*WORK INSTRUCTIONS*. Take every line where the string "name" appears and copy it.

*DATA EXTRACT*.

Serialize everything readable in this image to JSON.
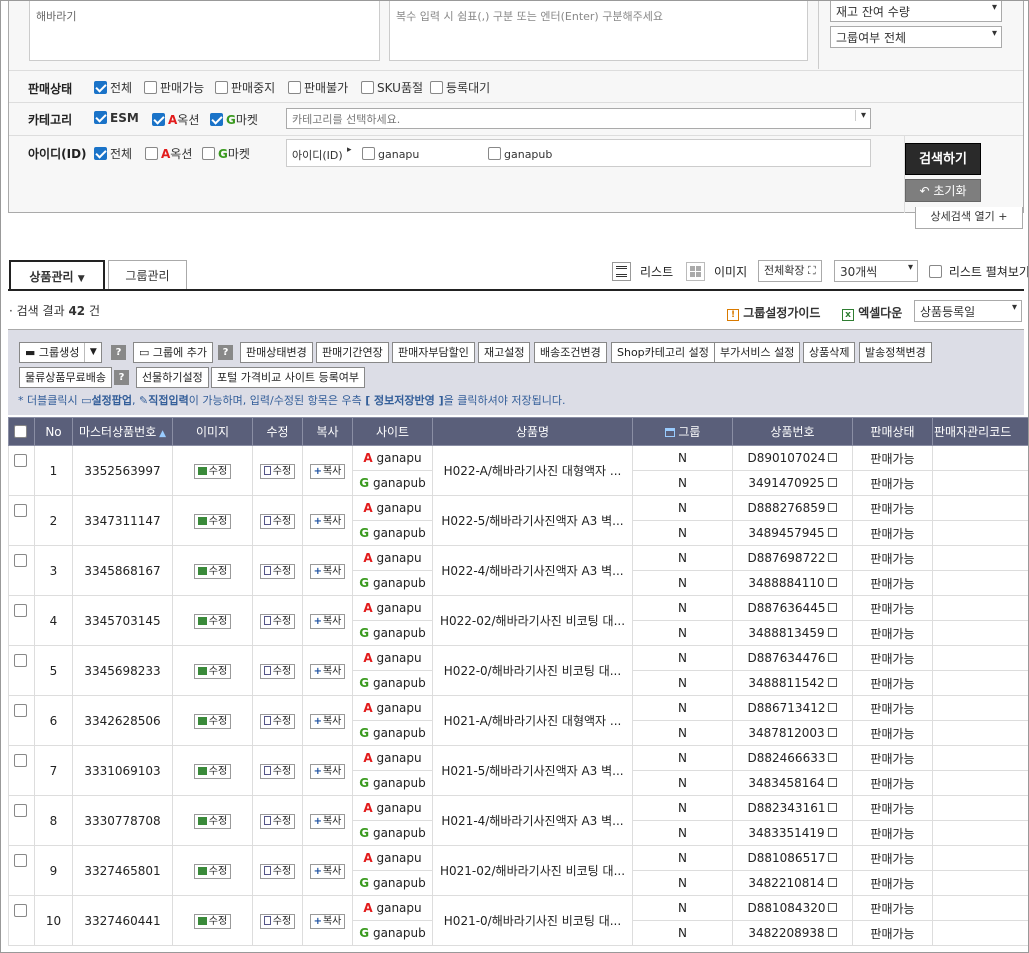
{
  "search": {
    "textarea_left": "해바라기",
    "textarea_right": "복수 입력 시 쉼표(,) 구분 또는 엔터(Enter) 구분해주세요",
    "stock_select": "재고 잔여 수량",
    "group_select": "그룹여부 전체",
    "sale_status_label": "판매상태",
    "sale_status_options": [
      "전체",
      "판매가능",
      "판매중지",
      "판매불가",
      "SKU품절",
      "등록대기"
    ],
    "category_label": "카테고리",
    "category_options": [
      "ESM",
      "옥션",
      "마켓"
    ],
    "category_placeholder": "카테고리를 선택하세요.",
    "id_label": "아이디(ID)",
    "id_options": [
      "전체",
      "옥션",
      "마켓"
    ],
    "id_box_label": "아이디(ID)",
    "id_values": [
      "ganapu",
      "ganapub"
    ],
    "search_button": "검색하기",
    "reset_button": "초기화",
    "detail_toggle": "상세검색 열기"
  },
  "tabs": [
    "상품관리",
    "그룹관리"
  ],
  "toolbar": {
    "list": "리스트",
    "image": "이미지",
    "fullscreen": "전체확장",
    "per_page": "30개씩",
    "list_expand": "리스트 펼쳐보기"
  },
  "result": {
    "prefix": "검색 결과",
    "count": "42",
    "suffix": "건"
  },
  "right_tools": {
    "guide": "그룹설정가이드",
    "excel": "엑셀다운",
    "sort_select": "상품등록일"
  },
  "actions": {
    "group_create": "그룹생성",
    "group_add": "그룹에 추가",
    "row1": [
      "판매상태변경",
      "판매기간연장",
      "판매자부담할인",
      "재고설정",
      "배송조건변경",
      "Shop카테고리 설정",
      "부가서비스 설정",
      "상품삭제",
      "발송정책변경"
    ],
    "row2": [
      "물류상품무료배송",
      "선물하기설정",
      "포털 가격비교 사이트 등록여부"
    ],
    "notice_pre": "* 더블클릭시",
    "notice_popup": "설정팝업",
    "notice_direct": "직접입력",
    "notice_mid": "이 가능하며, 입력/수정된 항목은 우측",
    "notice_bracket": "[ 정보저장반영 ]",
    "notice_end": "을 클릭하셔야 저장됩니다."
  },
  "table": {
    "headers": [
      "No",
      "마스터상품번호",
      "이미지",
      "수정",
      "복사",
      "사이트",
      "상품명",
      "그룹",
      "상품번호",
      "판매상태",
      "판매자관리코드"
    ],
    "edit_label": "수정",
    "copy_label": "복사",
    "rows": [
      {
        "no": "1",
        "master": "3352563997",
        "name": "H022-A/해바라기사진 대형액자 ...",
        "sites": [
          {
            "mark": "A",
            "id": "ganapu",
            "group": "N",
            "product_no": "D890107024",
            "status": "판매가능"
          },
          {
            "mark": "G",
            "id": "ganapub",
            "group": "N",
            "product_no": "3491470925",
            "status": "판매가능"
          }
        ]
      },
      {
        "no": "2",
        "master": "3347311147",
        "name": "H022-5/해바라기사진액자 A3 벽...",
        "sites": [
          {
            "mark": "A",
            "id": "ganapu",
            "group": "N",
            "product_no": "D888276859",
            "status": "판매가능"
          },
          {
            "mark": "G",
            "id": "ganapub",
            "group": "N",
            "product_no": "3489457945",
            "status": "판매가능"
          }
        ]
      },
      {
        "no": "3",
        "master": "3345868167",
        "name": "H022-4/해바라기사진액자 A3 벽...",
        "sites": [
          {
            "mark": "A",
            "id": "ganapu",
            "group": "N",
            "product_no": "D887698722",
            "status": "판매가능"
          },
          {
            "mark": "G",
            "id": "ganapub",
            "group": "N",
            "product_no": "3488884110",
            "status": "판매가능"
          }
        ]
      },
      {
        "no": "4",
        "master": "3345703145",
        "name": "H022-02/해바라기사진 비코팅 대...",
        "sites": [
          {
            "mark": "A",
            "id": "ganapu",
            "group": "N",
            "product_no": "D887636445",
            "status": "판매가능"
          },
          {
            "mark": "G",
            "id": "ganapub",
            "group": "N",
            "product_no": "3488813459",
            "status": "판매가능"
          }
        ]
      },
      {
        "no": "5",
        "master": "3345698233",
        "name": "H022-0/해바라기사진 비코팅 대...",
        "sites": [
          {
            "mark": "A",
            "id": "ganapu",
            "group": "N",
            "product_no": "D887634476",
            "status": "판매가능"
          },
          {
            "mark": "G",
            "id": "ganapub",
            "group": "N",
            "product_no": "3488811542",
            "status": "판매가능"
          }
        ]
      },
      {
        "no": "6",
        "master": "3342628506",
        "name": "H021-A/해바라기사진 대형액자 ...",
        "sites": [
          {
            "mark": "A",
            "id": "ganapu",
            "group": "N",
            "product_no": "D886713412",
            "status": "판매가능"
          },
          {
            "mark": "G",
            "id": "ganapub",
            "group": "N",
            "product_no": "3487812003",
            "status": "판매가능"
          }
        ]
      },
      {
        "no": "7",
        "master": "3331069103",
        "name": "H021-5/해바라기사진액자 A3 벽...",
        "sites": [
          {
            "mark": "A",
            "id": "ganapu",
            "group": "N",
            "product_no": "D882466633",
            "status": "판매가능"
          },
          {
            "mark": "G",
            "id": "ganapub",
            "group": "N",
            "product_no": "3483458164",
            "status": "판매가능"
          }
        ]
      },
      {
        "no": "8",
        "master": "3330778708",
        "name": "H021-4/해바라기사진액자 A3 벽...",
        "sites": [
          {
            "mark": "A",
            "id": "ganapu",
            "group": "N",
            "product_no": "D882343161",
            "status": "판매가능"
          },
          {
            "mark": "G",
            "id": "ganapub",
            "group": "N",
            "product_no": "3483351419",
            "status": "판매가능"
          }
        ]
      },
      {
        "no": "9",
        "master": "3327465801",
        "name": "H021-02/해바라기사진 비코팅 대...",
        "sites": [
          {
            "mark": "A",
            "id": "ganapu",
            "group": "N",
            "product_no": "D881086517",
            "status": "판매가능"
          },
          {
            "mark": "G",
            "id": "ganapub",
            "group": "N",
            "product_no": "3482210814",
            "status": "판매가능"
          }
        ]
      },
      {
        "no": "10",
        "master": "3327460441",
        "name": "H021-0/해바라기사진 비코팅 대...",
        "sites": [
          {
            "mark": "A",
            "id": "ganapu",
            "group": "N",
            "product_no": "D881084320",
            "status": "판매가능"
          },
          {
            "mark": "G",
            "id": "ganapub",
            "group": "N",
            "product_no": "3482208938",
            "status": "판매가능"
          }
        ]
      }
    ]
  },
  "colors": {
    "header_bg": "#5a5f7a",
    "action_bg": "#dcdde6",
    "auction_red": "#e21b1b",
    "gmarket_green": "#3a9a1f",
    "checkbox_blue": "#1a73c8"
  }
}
...
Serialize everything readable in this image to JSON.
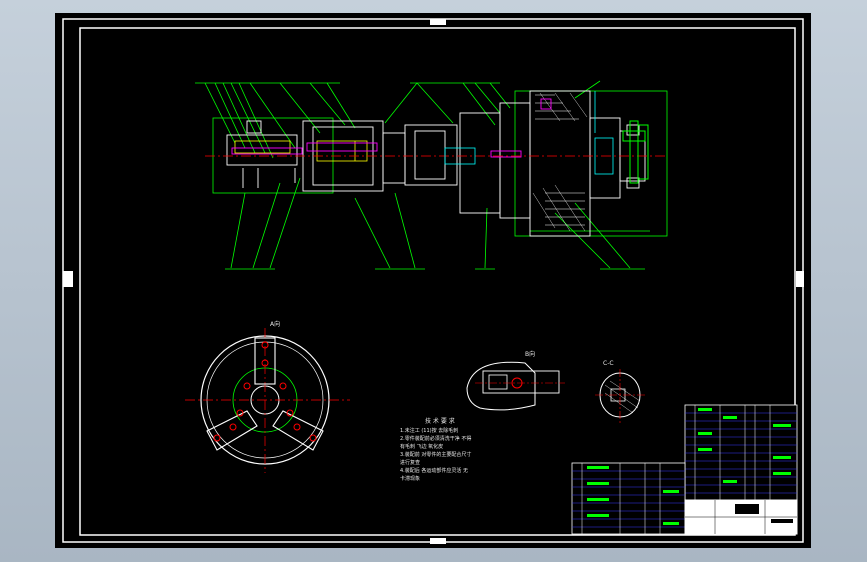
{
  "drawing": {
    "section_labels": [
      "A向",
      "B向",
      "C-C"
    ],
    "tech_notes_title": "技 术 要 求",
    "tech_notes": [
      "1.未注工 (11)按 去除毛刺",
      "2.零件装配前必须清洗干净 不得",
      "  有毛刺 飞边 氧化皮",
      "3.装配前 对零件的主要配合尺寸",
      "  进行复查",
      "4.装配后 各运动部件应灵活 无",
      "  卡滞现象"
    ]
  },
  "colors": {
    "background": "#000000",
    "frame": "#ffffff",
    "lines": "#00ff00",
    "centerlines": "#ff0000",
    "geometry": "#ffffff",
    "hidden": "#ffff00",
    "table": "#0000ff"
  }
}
==
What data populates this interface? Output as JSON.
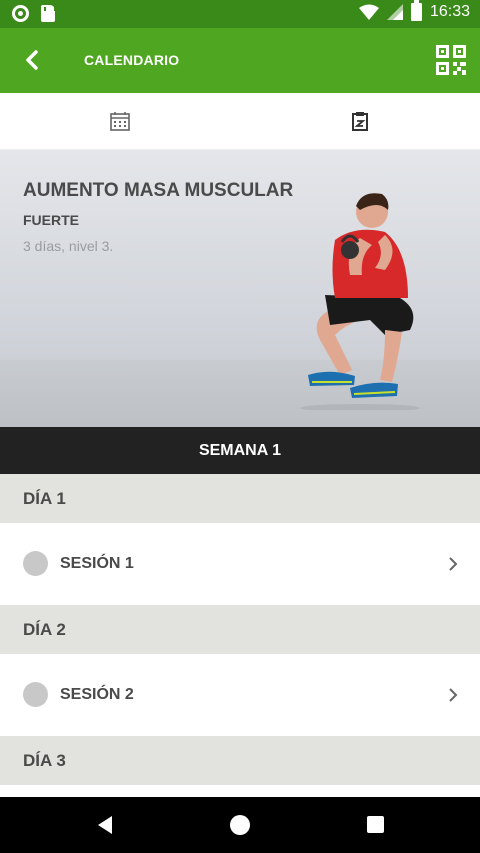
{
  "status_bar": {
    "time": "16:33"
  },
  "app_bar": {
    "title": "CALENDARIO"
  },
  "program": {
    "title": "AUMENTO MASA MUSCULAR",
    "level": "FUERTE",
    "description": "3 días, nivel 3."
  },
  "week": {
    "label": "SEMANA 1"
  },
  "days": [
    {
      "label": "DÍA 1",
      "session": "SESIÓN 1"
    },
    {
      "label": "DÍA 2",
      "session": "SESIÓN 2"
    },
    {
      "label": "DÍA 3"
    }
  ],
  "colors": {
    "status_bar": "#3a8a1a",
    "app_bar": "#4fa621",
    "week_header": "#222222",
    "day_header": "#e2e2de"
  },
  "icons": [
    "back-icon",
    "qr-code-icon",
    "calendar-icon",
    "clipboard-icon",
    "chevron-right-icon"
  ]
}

*PROBLEM SOLUTION*.
        "name": "H022-A/해바라기사진 대형액자 ...",
        "name": "H022-5/해바라기사진액자 A3 벽...",
        "name": "H022-4/해바라기사진액자 A3 벽...",
        "name": "H022-02/해바라기사진 비코팅 대...",
        "name": "H022-0/해바라기사진 비코팅 대...",
        "name": "H021-A/해바라기사진 대형액자 ...",
        "name": "H021-5/해바라기사진액자 A3 벽...",
        "name": "H021-4/해바라기사진액자 A3 벽...",
        "name": "H021-02/해바라기사진 비코팅 대...",
        "name": "H021-0/해바라기사진 비코팅 대...",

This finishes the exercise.